What you should do:
Report the total number of lines that include the string "session", without any other text.

Provided records:
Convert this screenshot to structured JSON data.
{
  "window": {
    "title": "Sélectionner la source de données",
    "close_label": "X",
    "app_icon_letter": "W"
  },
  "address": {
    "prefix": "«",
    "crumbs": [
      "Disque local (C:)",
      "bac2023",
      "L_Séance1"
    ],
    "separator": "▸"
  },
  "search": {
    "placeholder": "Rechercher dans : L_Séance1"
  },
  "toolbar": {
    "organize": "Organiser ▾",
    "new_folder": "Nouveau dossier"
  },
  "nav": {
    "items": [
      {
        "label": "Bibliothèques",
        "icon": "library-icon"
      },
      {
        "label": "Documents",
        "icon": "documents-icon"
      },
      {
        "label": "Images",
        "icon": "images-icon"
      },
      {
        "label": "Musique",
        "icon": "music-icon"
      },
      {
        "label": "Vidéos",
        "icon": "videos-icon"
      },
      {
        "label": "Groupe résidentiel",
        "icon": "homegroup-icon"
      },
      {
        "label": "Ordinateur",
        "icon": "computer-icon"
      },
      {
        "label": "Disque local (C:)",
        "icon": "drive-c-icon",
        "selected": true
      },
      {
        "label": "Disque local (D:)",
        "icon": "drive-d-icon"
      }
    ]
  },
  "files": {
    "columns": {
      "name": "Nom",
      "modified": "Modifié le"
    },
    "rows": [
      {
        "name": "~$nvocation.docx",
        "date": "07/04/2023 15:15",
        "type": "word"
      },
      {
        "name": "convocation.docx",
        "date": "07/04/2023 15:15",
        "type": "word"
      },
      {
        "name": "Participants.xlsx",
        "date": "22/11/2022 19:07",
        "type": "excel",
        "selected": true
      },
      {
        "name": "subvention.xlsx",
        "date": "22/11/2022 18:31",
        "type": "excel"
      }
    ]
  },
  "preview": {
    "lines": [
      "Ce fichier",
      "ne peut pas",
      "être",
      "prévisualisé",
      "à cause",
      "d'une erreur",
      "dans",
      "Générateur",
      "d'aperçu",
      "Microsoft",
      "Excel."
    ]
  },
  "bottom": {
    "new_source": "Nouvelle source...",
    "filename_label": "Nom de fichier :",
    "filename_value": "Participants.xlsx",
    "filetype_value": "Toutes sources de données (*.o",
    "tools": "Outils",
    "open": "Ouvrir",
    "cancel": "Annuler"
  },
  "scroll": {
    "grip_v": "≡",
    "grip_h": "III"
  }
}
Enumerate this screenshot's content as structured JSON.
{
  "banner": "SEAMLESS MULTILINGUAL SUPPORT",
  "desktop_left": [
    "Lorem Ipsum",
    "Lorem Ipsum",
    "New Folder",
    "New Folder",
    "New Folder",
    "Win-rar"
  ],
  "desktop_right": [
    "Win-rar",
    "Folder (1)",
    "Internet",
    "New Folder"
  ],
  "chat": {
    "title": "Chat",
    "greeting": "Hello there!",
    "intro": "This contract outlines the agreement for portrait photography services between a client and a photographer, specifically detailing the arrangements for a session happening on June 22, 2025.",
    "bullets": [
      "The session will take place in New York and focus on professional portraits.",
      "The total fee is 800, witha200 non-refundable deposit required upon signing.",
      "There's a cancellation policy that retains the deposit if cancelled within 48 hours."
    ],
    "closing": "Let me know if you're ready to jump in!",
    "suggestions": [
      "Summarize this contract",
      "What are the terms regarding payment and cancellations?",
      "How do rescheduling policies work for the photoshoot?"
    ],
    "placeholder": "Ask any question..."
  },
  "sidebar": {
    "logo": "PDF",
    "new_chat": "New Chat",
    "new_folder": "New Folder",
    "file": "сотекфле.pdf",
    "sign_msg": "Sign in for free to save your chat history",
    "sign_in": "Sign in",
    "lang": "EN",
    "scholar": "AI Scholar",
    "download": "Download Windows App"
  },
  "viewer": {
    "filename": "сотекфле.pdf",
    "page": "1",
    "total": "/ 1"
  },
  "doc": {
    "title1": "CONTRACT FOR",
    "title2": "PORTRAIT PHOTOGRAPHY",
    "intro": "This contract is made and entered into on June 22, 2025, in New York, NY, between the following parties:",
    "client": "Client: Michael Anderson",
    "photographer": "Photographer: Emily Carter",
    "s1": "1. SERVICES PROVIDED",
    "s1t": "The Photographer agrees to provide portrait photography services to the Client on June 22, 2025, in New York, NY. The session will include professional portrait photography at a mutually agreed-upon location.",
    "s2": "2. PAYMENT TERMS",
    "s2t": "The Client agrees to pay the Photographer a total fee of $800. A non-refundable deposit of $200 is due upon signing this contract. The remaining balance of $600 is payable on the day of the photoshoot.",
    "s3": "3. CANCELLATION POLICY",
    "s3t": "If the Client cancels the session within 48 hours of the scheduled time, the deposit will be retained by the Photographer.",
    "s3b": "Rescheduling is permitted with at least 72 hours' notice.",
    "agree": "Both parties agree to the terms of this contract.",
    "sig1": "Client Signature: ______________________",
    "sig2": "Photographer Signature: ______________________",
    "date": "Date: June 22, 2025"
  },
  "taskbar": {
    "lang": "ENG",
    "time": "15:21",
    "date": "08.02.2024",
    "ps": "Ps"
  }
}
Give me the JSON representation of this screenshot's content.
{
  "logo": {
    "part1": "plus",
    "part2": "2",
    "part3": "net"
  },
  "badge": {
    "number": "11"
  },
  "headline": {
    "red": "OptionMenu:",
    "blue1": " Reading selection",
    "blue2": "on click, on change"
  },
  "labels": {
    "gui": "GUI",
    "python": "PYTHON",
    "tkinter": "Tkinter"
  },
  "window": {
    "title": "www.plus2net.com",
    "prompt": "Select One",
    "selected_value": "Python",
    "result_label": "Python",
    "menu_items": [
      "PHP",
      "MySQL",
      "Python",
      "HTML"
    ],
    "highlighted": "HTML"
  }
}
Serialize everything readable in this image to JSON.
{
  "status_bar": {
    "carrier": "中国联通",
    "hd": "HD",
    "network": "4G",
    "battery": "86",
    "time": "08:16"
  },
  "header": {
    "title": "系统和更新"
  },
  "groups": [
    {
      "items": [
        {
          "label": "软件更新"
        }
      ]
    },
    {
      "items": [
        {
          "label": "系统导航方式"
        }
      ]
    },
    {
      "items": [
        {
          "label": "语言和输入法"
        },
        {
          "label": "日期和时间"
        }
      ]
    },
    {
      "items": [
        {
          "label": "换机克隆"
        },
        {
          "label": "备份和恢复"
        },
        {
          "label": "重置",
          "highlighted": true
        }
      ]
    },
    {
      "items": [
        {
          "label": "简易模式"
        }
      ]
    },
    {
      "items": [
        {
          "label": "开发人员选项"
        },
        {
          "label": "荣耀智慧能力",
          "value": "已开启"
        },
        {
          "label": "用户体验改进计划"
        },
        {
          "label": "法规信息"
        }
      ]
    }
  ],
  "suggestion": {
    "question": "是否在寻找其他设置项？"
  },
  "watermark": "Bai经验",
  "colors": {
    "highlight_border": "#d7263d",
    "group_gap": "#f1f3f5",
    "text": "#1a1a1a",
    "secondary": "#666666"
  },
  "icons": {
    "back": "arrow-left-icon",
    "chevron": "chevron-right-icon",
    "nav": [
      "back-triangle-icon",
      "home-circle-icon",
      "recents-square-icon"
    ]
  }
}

Written response:
4